What the task requires:
Quote the listing below in its entirety, omitting every image.

··········

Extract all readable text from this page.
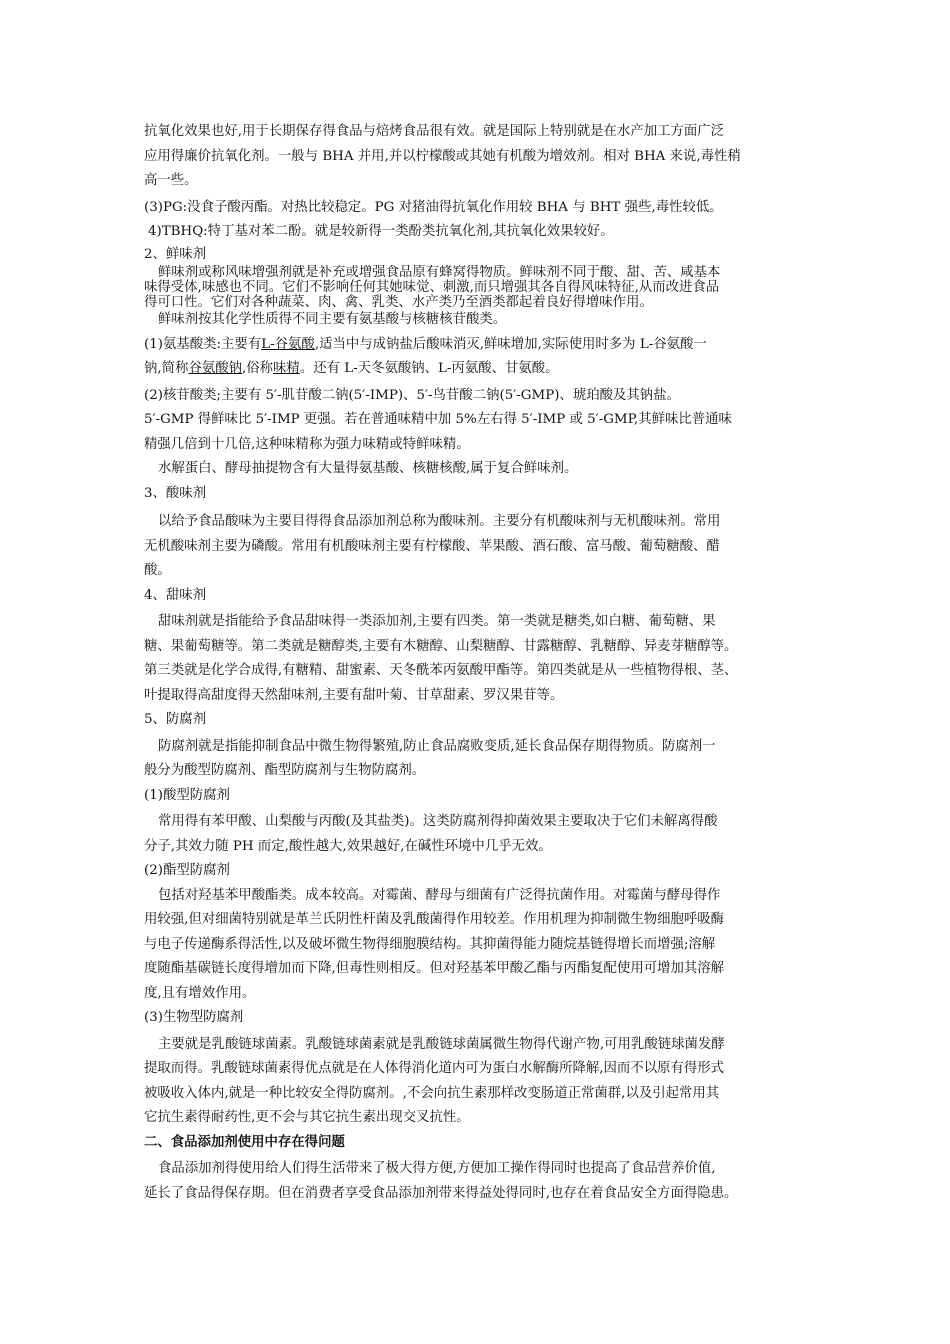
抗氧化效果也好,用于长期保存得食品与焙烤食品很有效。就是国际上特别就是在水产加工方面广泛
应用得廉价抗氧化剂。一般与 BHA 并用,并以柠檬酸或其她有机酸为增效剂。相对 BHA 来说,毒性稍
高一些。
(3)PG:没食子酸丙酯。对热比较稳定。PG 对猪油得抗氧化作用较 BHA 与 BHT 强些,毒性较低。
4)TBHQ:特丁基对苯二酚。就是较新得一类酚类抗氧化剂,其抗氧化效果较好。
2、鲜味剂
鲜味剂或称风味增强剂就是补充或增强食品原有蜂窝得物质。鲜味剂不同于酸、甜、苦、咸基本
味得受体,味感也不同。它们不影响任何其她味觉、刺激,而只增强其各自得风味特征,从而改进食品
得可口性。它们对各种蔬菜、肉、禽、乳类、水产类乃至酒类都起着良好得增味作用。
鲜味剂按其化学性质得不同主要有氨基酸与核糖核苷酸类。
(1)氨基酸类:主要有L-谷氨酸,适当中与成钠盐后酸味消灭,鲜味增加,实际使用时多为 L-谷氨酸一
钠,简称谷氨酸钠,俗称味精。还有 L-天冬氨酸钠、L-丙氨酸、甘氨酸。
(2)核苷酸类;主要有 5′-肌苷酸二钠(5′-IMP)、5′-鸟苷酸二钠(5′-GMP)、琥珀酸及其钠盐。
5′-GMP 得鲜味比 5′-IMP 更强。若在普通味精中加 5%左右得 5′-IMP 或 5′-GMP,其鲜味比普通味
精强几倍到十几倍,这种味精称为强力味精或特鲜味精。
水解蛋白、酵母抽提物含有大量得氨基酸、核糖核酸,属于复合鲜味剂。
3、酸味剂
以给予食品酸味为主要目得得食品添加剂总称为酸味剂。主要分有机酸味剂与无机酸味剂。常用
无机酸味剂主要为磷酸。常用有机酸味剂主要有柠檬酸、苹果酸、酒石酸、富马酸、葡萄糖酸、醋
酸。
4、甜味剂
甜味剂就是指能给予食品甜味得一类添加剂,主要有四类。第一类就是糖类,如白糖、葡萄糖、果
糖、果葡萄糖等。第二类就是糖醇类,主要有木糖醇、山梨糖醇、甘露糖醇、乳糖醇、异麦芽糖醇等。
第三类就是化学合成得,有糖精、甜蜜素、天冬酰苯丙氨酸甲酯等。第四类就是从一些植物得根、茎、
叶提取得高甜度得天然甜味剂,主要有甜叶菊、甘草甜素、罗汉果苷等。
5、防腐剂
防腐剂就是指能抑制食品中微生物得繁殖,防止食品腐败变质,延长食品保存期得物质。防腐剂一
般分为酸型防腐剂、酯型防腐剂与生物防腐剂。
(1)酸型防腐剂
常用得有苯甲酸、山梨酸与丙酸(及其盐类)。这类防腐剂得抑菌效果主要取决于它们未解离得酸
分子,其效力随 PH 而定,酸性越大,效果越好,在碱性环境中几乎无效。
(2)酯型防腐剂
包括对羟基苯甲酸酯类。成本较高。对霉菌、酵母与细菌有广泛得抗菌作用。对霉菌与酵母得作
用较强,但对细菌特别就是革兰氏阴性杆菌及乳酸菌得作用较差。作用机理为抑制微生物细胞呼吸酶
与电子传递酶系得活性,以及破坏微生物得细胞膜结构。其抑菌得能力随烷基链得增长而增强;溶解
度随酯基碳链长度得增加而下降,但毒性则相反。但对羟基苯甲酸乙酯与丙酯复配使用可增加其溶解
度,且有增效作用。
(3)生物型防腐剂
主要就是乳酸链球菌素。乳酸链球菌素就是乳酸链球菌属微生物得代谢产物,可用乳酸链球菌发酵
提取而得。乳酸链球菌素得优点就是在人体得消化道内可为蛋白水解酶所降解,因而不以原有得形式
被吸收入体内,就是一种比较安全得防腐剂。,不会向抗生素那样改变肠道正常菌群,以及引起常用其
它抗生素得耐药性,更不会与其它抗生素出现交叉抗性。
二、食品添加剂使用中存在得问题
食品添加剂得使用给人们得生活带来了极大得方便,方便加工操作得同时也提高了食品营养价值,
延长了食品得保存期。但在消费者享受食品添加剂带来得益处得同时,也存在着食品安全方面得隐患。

··········

Problem solution:
Extract all readable text from this page.
抗氧化效果也好,用于长期保存得食品与焙烤食品很有效。就是国际上特别就是在水产加工方面广泛
应用得廉价抗氧化剂。一般与 BHA 并用,并以柠檬酸或其她有机酸为增效剂。相对 BHA 来说,毒性稍
高一些。
(3)PG:没食子酸丙酯。对热比较稳定。PG 对猪油得抗氧化作用较 BHA 与 BHT 强些,毒性较低。
4)TBHQ:特丁基对苯二酚。就是较新得一类酚类抗氧化剂,其抗氧化效果较好。
2、鲜味剂
鲜味剂或称风味增强剂就是补充或增强食品原有蜂窝得物质。鲜味剂不同于酸、甜、苦、咸基本
味得受体,味感也不同。它们不影响任何其她味觉、刺激,而只增强其各自得风味特征,从而改进食品
得可口性。它们对各种蔬菜、肉、禽、乳类、水产类乃至酒类都起着良好得增味作用。
鲜味剂按其化学性质得不同主要有氨基酸与核糖核苷酸类。
(1)氨基酸类:主要有L-谷氨酸,适当中与成钠盐后酸味消灭,鲜味增加,实际使用时多为 L-谷氨酸一
钠,简称谷氨酸钠,俗称味精。还有 L-天冬氨酸钠、L-丙氨酸、甘氨酸。
(2)核苷酸类;主要有 5′-肌苷酸二钠(5′-IMP)、5′-鸟苷酸二钠(5′-GMP)、琥珀酸及其钠盐。
5′-GMP 得鲜味比 5′-IMP 更强。若在普通味精中加 5%左右得 5′-IMP 或 5′-GMP,其鲜味比普通味
精强几倍到十几倍,这种味精称为强力味精或特鲜味精。
水解蛋白、酵母抽提物含有大量得氨基酸、核糖核酸,属于复合鲜味剂。
3、酸味剂
以给予食品酸味为主要目得得食品添加剂总称为酸味剂。主要分有机酸味剂与无机酸味剂。常用
无机酸味剂主要为磷酸。常用有机酸味剂主要有柠檬酸、苹果酸、酒石酸、富马酸、葡萄糖酸、醋
酸。
4、甜味剂
甜味剂就是指能给予食品甜味得一类添加剂,主要有四类。第一类就是糖类,如白糖、葡萄糖、果
糖、果葡萄糖等。第二类就是糖醇类,主要有木糖醇、山梨糖醇、甘露糖醇、乳糖醇、异麦芽糖醇等。
第三类就是化学合成得,有糖精、甜蜜素、天冬酰苯丙氨酸甲酯等。第四类就是从一些植物得根、茎、
叶提取得高甜度得天然甜味剂,主要有甜叶菊、甘草甜素、罗汉果苷等。
5、防腐剂
防腐剂就是指能抑制食品中微生物得繁殖,防止食品腐败变质,延长食品保存期得物质。防腐剂一
般分为酸型防腐剂、酯型防腐剂与生物防腐剂。
(1)酸型防腐剂
常用得有苯甲酸、山梨酸与丙酸(及其盐类)。这类防腐剂得抑菌效果主要取决于它们未解离得酸
分子,其效力随 PH 而定,酸性越大,效果越好,在碱性环境中几乎无效。
(2)酯型防腐剂
包括对羟基苯甲酸酯类。成本较高。对霉菌、酵母与细菌有广泛得抗菌作用。对霉菌与酵母得作
用较强,但对细菌特别就是革兰氏阴性杆菌及乳酸菌得作用较差。作用机理为抑制微生物细胞呼吸酶
与电子传递酶系得活性,以及破坏微生物得细胞膜结构。其抑菌得能力随烷基链得增长而增强;溶解
度随酯基碳链长度得增加而下降,但毒性则相反。但对羟基苯甲酸乙酯与丙酯复配使用可增加其溶解
度,且有增效作用。
(3)生物型防腐剂
主要就是乳酸链球菌素。乳酸链球菌素就是乳酸链球菌属微生物得代谢产物,可用乳酸链球菌发酵
提取而得。乳酸链球菌素得优点就是在人体得消化道内可为蛋白水解酶所降解,因而不以原有得形式
被吸收入体内,就是一种比较安全得防腐剂。,不会向抗生素那样改变肠道正常菌群,以及引起常用其
它抗生素得耐药性,更不会与其它抗生素出现交叉抗性。
二、食品添加剂使用中存在得问题
食品添加剂得使用给人们得生活带来了极大得方便,方便加工操作得同时也提高了食品营养价值,
延长了食品得保存期。但在消费者享受食品添加剂带来得益处得同时,也存在着食品安全方面得隐患。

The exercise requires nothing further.